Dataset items
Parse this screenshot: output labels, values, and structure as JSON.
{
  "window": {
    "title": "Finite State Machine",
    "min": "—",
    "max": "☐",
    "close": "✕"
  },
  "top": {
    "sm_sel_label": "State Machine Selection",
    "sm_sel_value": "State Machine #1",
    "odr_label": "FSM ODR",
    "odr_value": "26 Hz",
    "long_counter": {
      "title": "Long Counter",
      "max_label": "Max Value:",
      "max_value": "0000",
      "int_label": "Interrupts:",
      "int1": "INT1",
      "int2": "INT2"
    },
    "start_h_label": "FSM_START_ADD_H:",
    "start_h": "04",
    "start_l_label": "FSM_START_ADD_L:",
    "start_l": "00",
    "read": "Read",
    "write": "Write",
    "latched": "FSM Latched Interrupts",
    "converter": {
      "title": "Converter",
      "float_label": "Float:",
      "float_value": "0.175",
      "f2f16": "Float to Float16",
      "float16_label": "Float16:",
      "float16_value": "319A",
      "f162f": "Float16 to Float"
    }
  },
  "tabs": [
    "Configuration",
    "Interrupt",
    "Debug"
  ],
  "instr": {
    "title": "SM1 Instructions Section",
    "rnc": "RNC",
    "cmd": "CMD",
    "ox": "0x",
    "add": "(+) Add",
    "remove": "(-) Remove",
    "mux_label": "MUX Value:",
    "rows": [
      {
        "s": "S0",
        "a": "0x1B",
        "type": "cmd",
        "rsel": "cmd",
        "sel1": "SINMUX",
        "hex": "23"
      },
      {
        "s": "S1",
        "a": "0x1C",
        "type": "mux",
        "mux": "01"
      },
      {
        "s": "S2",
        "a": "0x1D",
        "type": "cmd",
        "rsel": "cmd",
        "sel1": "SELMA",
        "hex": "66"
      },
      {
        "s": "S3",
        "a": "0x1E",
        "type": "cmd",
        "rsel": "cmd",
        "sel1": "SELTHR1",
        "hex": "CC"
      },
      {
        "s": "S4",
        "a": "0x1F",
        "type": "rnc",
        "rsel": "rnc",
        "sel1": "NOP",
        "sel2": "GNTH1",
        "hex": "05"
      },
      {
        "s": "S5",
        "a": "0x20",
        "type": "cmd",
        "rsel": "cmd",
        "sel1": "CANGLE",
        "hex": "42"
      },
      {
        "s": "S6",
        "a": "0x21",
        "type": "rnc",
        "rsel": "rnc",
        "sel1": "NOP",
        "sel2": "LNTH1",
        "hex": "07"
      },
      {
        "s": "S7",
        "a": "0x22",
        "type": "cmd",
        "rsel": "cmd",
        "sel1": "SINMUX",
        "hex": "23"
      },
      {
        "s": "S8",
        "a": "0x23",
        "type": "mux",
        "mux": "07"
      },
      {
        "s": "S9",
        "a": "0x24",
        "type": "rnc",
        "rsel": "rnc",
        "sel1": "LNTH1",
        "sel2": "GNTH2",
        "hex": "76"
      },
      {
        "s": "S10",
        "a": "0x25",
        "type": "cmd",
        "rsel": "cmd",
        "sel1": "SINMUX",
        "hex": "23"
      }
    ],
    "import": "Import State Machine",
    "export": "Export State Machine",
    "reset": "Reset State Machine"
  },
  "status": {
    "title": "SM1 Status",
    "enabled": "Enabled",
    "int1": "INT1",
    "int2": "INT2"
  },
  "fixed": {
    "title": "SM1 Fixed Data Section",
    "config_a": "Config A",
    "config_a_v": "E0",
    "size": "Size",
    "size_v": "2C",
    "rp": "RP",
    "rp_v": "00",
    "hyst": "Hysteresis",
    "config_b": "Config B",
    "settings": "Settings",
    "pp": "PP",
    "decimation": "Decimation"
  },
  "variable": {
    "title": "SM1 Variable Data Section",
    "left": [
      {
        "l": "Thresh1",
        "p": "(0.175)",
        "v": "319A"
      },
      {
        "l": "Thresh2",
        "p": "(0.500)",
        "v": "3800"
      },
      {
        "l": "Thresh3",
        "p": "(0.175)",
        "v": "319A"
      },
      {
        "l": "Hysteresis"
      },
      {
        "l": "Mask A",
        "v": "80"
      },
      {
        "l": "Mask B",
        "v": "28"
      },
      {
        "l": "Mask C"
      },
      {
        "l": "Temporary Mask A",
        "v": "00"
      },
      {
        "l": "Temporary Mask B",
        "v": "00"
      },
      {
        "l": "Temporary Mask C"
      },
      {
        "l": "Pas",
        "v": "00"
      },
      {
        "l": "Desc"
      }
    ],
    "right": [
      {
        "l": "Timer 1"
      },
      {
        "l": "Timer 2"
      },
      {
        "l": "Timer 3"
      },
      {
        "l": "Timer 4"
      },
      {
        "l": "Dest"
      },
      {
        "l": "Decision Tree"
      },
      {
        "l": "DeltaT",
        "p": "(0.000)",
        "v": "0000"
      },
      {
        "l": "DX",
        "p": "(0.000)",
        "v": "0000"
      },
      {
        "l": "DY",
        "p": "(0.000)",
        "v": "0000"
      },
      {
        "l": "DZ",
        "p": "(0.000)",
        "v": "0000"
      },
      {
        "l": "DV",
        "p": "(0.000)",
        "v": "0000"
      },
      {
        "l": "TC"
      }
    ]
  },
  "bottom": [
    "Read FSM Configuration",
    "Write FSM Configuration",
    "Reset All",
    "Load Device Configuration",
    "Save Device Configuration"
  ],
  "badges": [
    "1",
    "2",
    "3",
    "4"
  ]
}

▸ TASK REQUIREMENTS
Reproduce the entries above in full by retyping them exactly.

▸ THE REPLY
Parse this screenshot: output labels, values, and structure as JSON.
{
  "window": {
    "title": "Finite State Machine",
    "min": "—",
    "max": "☐",
    "close": "✕"
  },
  "top": {
    "sm_sel_label": "State Machine Selection",
    "sm_sel_value": "State Machine #1",
    "odr_label": "FSM ODR",
    "odr_value": "26 Hz",
    "long_counter": {
      "title": "Long Counter",
      "max_label": "Max Value:",
      "max_value": "0000",
      "int_label": "Interrupts:",
      "int1": "INT1",
      "int2": "INT2"
    },
    "start_h_label": "FSM_START_ADD_H:",
    "start_h": "04",
    "start_l_label": "FSM_START_ADD_L:",
    "start_l": "00",
    "read": "Read",
    "write": "Write",
    "latched": "FSM Latched Interrupts",
    "converter": {
      "title": "Converter",
      "float_label": "Float:",
      "float_value": "0.175",
      "f2f16": "Float to Float16",
      "float16_label": "Float16:",
      "float16_value": "319A",
      "f162f": "Float16 to Float"
    }
  },
  "tabs": [
    "Configuration",
    "Interrupt",
    "Debug"
  ],
  "instr": {
    "title": "SM1 Instructions Section",
    "rnc": "RNC",
    "cmd": "CMD",
    "ox": "0x",
    "add": "(+) Add",
    "remove": "(-) Remove",
    "mux_label": "MUX Value:",
    "rows": [
      {
        "s": "S0",
        "a": "0x1B",
        "type": "cmd",
        "rsel": "cmd",
        "sel1": "SINMUX",
        "hex": "23"
      },
      {
        "s": "S1",
        "a": "0x1C",
        "type": "mux",
        "mux": "01"
      },
      {
        "s": "S2",
        "a": "0x1D",
        "type": "cmd",
        "rsel": "cmd",
        "sel1": "SELMA",
        "hex": "66"
      },
      {
        "s": "S3",
        "a": "0x1E",
        "type": "cmd",
        "rsel": "cmd",
        "sel1": "SELTHR1",
        "hex": "CC"
      },
      {
        "s": "S4",
        "a": "0x1F",
        "type": "rnc",
        "rsel": "rnc",
        "sel1": "NOP",
        "sel2": "GNTH1",
        "hex": "05"
      },
      {
        "s": "S5",
        "a": "0x20",
        "type": "cmd",
        "rsel": "cmd",
        "sel1": "CANGLE",
        "hex": "42"
      },
      {
        "s": "S6",
        "a": "0x21",
        "type": "rnc",
        "rsel": "rnc",
        "sel1": "NOP",
        "sel2": "LNTH1",
        "hex": "07"
      },
      {
        "s": "S7",
        "a": "0x22",
        "type": "cmd",
        "rsel": "cmd",
        "sel1": "SINMUX",
        "hex": "23"
      },
      {
        "s": "S8",
        "a": "0x23",
        "type": "mux",
        "mux": "07"
      },
      {
        "s": "S9",
        "a": "0x24",
        "type": "rnc",
        "rsel": "rnc",
        "sel1": "LNTH1",
        "sel2": "GNTH2",
        "hex": "76"
      },
      {
        "s": "S10",
        "a": "0x25",
        "type": "cmd",
        "rsel": "cmd",
        "sel1": "SINMUX",
        "hex": "23"
      }
    ],
    "import": "Import State Machine",
    "export": "Export State Machine",
    "reset": "Reset State Machine"
  },
  "status": {
    "title": "SM1 Status",
    "enabled": "Enabled",
    "int1": "INT1",
    "int2": "INT2"
  },
  "fixed": {
    "title": "SM1 Fixed Data Section",
    "config_a": "Config A",
    "config_a_v": "E0",
    "size": "Size",
    "size_v": "2C",
    "rp": "RP",
    "rp_v": "00",
    "hyst": "Hysteresis",
    "config_b": "Config B",
    "settings": "Settings",
    "pp": "PP",
    "decimation": "Decimation"
  },
  "variable": {
    "title": "SM1 Variable Data Section",
    "left": [
      {
        "l": "Thresh1",
        "p": "(0.175)",
        "v": "319A"
      },
      {
        "l": "Thresh2",
        "p": "(0.500)",
        "v": "3800"
      },
      {
        "l": "Thresh3",
        "p": "(0.175)",
        "v": "319A"
      },
      {
        "l": "Hysteresis"
      },
      {
        "l": "Mask A",
        "v": "80"
      },
      {
        "l": "Mask B",
        "v": "28"
      },
      {
        "l": "Mask C"
      },
      {
        "l": "Temporary Mask A",
        "v": "00"
      },
      {
        "l": "Temporary Mask B",
        "v": "00"
      },
      {
        "l": "Temporary Mask C"
      },
      {
        "l": "Pas",
        "v": "00"
      },
      {
        "l": "Desc"
      }
    ],
    "right": [
      {
        "l": "Timer 1"
      },
      {
        "l": "Timer 2"
      },
      {
        "l": "Timer 3"
      },
      {
        "l": "Timer 4"
      },
      {
        "l": "Dest"
      },
      {
        "l": "Decision Tree"
      },
      {
        "l": "DeltaT",
        "p": "(0.000)",
        "v": "0000"
      },
      {
        "l": "DX",
        "p": "(0.000)",
        "v": "0000"
      },
      {
        "l": "DY",
        "p": "(0.000)",
        "v": "0000"
      },
      {
        "l": "DZ",
        "p": "(0.000)",
        "v": "0000"
      },
      {
        "l": "DV",
        "p": "(0.000)",
        "v": "0000"
      },
      {
        "l": "TC"
      }
    ]
  },
  "bottom": [
    "Read FSM Configuration",
    "Write FSM Configuration",
    "Reset All",
    "Load Device Configuration",
    "Save Device Configuration"
  ],
  "badges": [
    "1",
    "2",
    "3",
    "4"
  ]
}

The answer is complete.